» CONSIGNA 1
Indica si cada afirmación coincide con el texto sobre San Cipriano, con un sí o un no y las palabras exactas del texto que lo deciden:
(a) San Cipriano fue obispo de Cartago en el siglo III.
(b) Según el texto, todos los caminos que llevan a Roma conducen a Dios.
(c) Las distinciones de San Cipriano guardan relación con los géneros.
» CONSIGNA 2
Responde con brevedad, a partir del texto sobre San Cipriano:
(a) ¿Quién firma el artículo?
(b) ¿Qué defendía San Cipriano al decir que no se podía tener a Dios como Padre sin la Iglesia como Madre?
(c) ¿Qué dejó Lutero como herencia a la ecúmene protestante?

San Cipriano tenía razón
Tengan preparadas sus exequias las iglesias protestantes que pretendan ser ejemplo del liberalismo teológico: ni siquiera habrá un presbítero oficiando la misa de su defunción, en su lugar lo hará algún reputado progresista.
por Eduardo Gómez
San Cipriano, obispo de Cartago en el siglo III, argüía -en defensa de la unidad de la Iglesia- que no se podía tener a Dios como Padre si no se tenía a la Iglesia como Madre. Tales distinciones nada tienen que ver con la farfolla de los géneros. Nada más lejos de la intención de San Cipriano, que consideraba capital asegurar la unidad de la Iglesia. Un solo padre, una sola madre; condición sine qua non para mantener vivo el Evangelio.
Algo que no debió tener presente Lutero cuando decidió abrir la caja de los truenos, aunque a estas alturas no es novedad. La novedad reside en el campo de minas que dejó como herencia a la ecúmene protestante: a tal efecto prosigue la deriva en el abandono de la teología común. Todos los caminos llevan a Roma pero solo uno conduce a Dios, no existen atajos en la vereda. Hay noticias que no corren como la pólvora porque las consecuencias de la explosión son lentas.

» LISTA DEL MATERIAL

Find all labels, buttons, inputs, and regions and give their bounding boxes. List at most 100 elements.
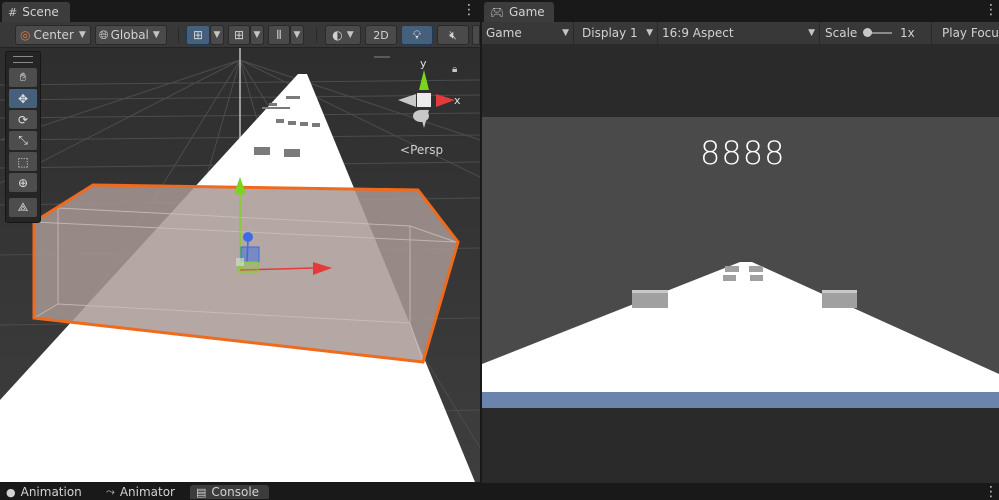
scene-tab[interactable]: # Scene xyxy=(2,2,70,22)
game-tab[interactable]: 🎮︎ Game xyxy=(484,2,554,22)
rect-tool-button[interactable]: ⬚ xyxy=(9,152,37,171)
gizmo-y-label: y xyxy=(420,57,427,70)
view-select[interactable]: Game ▼ xyxy=(482,22,574,44)
scene-tab-label: Scene xyxy=(22,5,59,19)
chevron-down-icon: ▼ xyxy=(346,30,354,40)
console-tab[interactable]: ▤ Console xyxy=(190,485,270,499)
audio-toggle[interactable]: 🔇︎ xyxy=(437,25,469,45)
game-tab-label: Game xyxy=(508,5,545,19)
display-select-value: Display 1 xyxy=(582,26,638,40)
score-text: 8888 xyxy=(700,134,786,172)
chevron-down-icon: ▼ xyxy=(293,30,301,40)
play-focus-label: Play Focu xyxy=(942,26,999,40)
overlay-handle[interactable] xyxy=(374,56,390,58)
more-toolbar-button[interactable] xyxy=(472,25,480,45)
light-bulb-icon: 💡︎ xyxy=(412,27,422,42)
scene-menu-icon[interactable]: ⋮ xyxy=(462,3,476,17)
console-tab-label: Console xyxy=(211,485,260,499)
shaded-sphere-icon: ◐ xyxy=(332,28,343,42)
persp-label: Persp xyxy=(410,143,444,157)
increment-snap-icon: ⊞ xyxy=(233,28,245,42)
animator-tab-label: Animator xyxy=(119,485,175,499)
pivot-label: Center xyxy=(33,28,74,42)
scale-label: Scale xyxy=(825,26,858,40)
scale-slider-thumb[interactable] xyxy=(863,28,872,37)
letterbox-bottom xyxy=(482,408,999,483)
toolbar-separator xyxy=(178,27,179,43)
chevron-down-icon: ▼ xyxy=(253,30,261,40)
2d-mode-label: 2D xyxy=(373,28,389,42)
letterbox-top xyxy=(482,44,999,117)
increment-snap-button[interactable]: ⊞ xyxy=(228,25,250,45)
2d-mode-button[interactable]: 2D xyxy=(365,25,397,45)
play-focused-dropdown[interactable]: Play Focu xyxy=(938,22,999,44)
game-tab-strip xyxy=(482,0,999,22)
grid-visibility-button[interactable]: ⦀ xyxy=(268,25,290,45)
chevron-left-icon: < xyxy=(400,143,411,157)
scale-control: Scale 1x xyxy=(820,22,932,44)
lighting-toggle[interactable]: 💡︎ xyxy=(401,25,433,45)
chevron-down-icon: ▼ xyxy=(646,28,653,38)
globe-icon: 🌐︎ xyxy=(99,27,109,42)
space-dropdown[interactable]: 🌐︎ Global ▼ xyxy=(95,25,167,45)
scale-icon: ⤡ xyxy=(18,133,28,147)
grid-icon: # xyxy=(8,5,18,19)
gizmo-x-label: x xyxy=(454,94,461,107)
rect-icon: ⬚ xyxy=(17,154,29,169)
animation-tab[interactable]: ● Animation xyxy=(6,485,82,499)
gizmo-z-cone xyxy=(413,110,429,122)
game-road-edge xyxy=(482,392,999,408)
chevron-down-icon: ▼ xyxy=(152,30,160,40)
console-icon: ▤ xyxy=(196,485,207,499)
lock-icon: 🔒︎ xyxy=(452,64,457,75)
move-arrows-icon: ✥ xyxy=(17,91,29,106)
grid-lines-icon: ⦀ xyxy=(276,27,282,42)
speaker-muted-icon: 🔇︎ xyxy=(449,27,457,42)
scale-tool-button[interactable]: ⤡ xyxy=(9,131,37,150)
aspect-select-value: 16:9 Aspect xyxy=(662,26,734,40)
hand-tool-button[interactable]: ✋︎ xyxy=(9,68,37,87)
custom-tool-button[interactable]: ⟁ xyxy=(9,198,37,217)
animation-tab-label: Animation xyxy=(20,485,82,499)
z-axis-handle xyxy=(243,232,253,242)
chevron-down-icon: ▼ xyxy=(78,30,86,40)
chevron-down-icon: ▼ xyxy=(562,28,569,38)
animation-icon: ● xyxy=(6,485,16,499)
grid-visibility-dropdown[interactable]: ▼ xyxy=(290,25,304,45)
view-select-value: Game xyxy=(486,26,522,40)
rotate-tool-button[interactable]: ⟳ xyxy=(9,110,37,129)
hand-icon: ✋︎ xyxy=(19,70,27,84)
grid-snap-button[interactable]: ⊞ xyxy=(186,25,210,45)
draw-mode-dropdown[interactable]: ◐ ▼ xyxy=(325,25,361,45)
grid-snap-dropdown[interactable]: ▼ xyxy=(210,25,224,45)
transform-icon: ⊕ xyxy=(17,175,29,190)
pivot-dropdown[interactable]: ◎ Center ▼ xyxy=(15,25,91,45)
scale-value: 1x xyxy=(900,26,915,40)
center-handle xyxy=(236,258,244,266)
game-viewport xyxy=(482,44,999,483)
aspect-select[interactable]: 16:9 Aspect ▼ xyxy=(658,22,820,44)
persp-toggle[interactable]: <Persp xyxy=(400,143,443,157)
space-label: Global xyxy=(110,28,149,42)
animator-tab[interactable]: ⤳ Animator xyxy=(106,485,175,499)
custom-tool-icon: ⟁ xyxy=(17,200,29,214)
chevron-down-icon: ▼ xyxy=(808,28,815,38)
grid-snap-icon: ⊞ xyxy=(192,28,204,42)
toolbar-separator xyxy=(316,27,317,43)
game-menu-icon[interactable]: ⋮ xyxy=(984,3,998,17)
animator-icon: ⤳ xyxy=(106,485,115,498)
chevron-down-icon: ▼ xyxy=(213,30,221,40)
tools-overlay: ✋︎ ✥ ⟳ ⤡ ⬚ ⊕ ⟁ xyxy=(5,51,41,223)
tools-overlay-handle[interactable] xyxy=(13,56,33,63)
move-tool-button[interactable]: ✥ xyxy=(9,89,37,108)
pivot-icon: ◎ xyxy=(20,28,31,42)
gamepad-icon: 🎮︎ xyxy=(490,5,504,19)
bottom-panel-menu-icon[interactable]: ⋮ xyxy=(984,485,998,499)
scene-tab-strip xyxy=(0,0,480,22)
scene-viewport[interactable]: y x 🔒︎ xyxy=(0,48,480,482)
game-toolbar: Game ▼ Display 1 ▼ 16:9 Aspect ▼ Scale 1… xyxy=(482,22,999,44)
display-select[interactable]: Display 1 ▼ xyxy=(578,22,658,44)
transform-tool-button[interactable]: ⊕ xyxy=(9,173,37,192)
rotate-icon: ⟳ xyxy=(17,112,29,127)
increment-snap-dropdown[interactable]: ▼ xyxy=(250,25,264,45)
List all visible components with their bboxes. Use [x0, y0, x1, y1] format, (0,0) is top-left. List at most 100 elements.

» RESPUESTA FINAL 1
(a) Sí: «San Cipriano, obispo de Cartago en el siglo III».
(b) No: «Todos los caminos llevan a Roma pero solo uno conduce a Dios».
(c) No: «Tales distinciones nada tienen que ver con la farfolla de los géneros».

» RESPUESTA FINAL 2
(a) Eduardo Gómez.
(b) La unidad de la Iglesia.
(c) Un campo de minas.